— start Data for the task —

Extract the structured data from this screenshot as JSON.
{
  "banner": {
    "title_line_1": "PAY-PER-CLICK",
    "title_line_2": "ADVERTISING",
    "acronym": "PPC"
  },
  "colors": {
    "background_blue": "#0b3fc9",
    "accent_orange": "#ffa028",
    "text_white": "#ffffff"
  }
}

— end Data for the task —

**What the task asks**
Please repeat the listing above in full and exactly.

**Task output**
Extract the structured data from this screenshot as JSON.
{
  "banner": {
    "title_line_1": "PAY-PER-CLICK",
    "title_line_2": "ADVERTISING",
    "acronym": "PPC"
  },
  "colors": {
    "background_blue": "#0b3fc9",
    "accent_orange": "#ffa028",
    "text_white": "#ffffff"
  }
}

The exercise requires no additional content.